> Excerpted text:

--------------------------------

Since the essential objective of Kerry's Middle Eastern policy would be a return to pre-9/11 "stability," I believe it is at least conceivable he would re-establish Saddam Hussein as dictator in Iraq. (Yes I admit this is far-fetched, but it is not without precedent: recall how the British released the MauMau terrorist Jomo Kenyatta from prison and set him up as prime minister of Kenya.)

Unless Bush somehow manages to prevail (I have already voted for him as by far the lesser of two evils), this final twilight of American liberty would truly be all Bush's fault: his repeated blunders combined with his breathtaking arrogance -- not to mention his association with a singularly malevolent form of Christofascism -- will have engendered a defeat that turned the country over to the most dangerously Left-radical ticket ever embraced by the U.S. electorate. The resultant bitterness at Bush and the Republican Party would probably exceed any comparable outpouring in U.S. history.

As for Hitchens and Sullivan -- both of whom I read regularly with considerable respect -- I believe their very Britishness blinds them to the malignance of the poisons that were unleashed in America by the conflicts of the 1960s -- toxins that have been eroding our political system ever since. Speaking as a former leftist, I am convinced Hitchens and Sullivan woefully underestimate both Kerry’s lingering post-Vietnam down-with-America antagonism and the subversive skill of the "by-any-means-necessary" half of the Democratic Party that makes up his true following.

Verily, I fear for the Republic.

Woodward’s 22 questions are available here (sorry, registration required).

--------------------------------

> Dataset entries:
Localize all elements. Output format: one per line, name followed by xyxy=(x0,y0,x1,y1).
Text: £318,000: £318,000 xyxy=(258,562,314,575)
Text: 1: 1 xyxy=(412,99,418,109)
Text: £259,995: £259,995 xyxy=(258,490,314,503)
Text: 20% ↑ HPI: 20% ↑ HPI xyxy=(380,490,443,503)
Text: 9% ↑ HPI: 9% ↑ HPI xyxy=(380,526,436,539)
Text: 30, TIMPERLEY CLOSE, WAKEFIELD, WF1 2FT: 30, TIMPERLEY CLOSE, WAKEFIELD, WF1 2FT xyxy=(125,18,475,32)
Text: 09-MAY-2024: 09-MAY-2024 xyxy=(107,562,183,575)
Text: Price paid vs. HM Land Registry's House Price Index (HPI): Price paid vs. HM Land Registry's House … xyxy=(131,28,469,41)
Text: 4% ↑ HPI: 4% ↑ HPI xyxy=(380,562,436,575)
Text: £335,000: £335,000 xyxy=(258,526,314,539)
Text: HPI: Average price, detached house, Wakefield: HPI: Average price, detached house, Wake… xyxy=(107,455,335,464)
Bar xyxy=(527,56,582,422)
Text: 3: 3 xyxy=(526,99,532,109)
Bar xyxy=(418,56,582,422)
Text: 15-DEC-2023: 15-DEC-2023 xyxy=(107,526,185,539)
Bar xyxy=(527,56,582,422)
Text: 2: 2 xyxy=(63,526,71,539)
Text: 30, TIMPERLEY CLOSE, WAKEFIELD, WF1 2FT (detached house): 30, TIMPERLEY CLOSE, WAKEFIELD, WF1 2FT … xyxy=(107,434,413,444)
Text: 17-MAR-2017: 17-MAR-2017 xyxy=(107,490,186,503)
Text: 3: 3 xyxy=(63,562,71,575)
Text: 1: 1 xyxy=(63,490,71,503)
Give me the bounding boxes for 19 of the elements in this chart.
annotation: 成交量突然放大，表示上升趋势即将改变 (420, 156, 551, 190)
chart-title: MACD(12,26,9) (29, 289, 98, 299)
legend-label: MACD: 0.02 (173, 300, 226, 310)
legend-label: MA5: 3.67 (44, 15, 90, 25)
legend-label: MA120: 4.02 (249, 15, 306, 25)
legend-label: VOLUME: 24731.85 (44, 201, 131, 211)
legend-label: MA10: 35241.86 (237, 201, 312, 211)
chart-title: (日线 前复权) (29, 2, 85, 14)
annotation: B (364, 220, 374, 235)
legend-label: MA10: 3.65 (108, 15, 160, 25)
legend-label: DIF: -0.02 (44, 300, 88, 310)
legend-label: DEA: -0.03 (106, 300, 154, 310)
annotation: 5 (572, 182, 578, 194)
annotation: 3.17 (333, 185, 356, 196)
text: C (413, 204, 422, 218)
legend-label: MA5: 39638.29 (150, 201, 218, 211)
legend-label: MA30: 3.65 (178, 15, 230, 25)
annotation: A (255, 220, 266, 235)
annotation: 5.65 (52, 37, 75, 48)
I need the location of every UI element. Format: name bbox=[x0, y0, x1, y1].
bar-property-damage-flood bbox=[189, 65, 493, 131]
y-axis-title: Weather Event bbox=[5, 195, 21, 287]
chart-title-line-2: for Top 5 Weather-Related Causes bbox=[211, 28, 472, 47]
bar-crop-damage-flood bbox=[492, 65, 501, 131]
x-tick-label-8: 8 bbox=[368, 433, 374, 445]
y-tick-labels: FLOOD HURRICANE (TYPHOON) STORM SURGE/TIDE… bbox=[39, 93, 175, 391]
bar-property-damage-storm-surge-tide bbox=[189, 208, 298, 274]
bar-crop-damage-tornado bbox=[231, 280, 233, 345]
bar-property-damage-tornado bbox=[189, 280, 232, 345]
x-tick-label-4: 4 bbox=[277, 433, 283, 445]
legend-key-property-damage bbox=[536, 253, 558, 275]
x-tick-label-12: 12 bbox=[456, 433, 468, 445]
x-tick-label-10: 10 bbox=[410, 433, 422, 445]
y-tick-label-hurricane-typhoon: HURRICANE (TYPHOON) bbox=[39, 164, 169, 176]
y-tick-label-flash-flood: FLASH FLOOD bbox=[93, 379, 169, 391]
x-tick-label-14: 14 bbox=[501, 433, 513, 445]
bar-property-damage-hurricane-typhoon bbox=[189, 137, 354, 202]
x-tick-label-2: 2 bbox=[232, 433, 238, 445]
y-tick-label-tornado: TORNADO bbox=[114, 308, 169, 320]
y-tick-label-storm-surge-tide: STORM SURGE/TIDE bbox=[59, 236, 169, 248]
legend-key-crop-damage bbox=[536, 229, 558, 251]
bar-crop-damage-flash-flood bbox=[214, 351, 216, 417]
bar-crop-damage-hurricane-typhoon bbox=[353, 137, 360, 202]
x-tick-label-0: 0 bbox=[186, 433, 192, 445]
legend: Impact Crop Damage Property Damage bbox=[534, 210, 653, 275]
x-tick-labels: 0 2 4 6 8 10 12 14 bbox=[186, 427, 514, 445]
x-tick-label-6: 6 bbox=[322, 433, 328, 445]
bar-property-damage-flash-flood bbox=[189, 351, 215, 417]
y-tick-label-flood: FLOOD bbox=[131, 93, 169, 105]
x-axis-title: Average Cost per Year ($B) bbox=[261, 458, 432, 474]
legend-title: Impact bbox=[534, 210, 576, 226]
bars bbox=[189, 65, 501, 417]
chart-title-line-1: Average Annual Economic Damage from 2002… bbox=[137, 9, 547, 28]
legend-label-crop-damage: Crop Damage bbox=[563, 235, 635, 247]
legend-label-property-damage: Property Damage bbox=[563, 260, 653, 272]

--------------------------------

> Activities:
1. Answer these questions about the commentary on Kerry and Bush:
(a) Whom did the British release from prison and set up as prime minister of Kenya, according to the writer?
(b) For whom has the writer already voted?
(c) What does the writer say blinds Hitchens and Sullivan to the poisons unleashed in America by the conflicts of the 1960s?
2. Pick up the commentary on Kerry and Bush after its final sentence and continue it.
These lines have no connection to the commentary on Kerry and Bush.

> Answers to the exercise:
1.
(a) Jomo Kenyatta
(b) Bush
(c) Their very Britishness

2.
Because most of the responses to Morse’s analysis were neither particularly well-thought-out nor especially articulate (and many of them were as long or longer than mine), I can only speculate as to why TCS chose not to run my e-mail. Perhaps my conclusions were too radical for the editor’s comfort – never mind the fact they are solidly based on indications derived directly Kerry’s record. Or perhaps the editor that night was someone who is a clandestine Kerry partisan – and therefore felt that while my letter is pure speculation (note the repeated use of “would”) it is also too dangerously revealing of Kerry’s intentions. Whatever, my readers – especially those on Lucianne.com – know that some of my most seemingly outrageous speculations are often proven true. In this case of course I hope I am wrong – and that is all I will have to say on this or any other subject until after the election.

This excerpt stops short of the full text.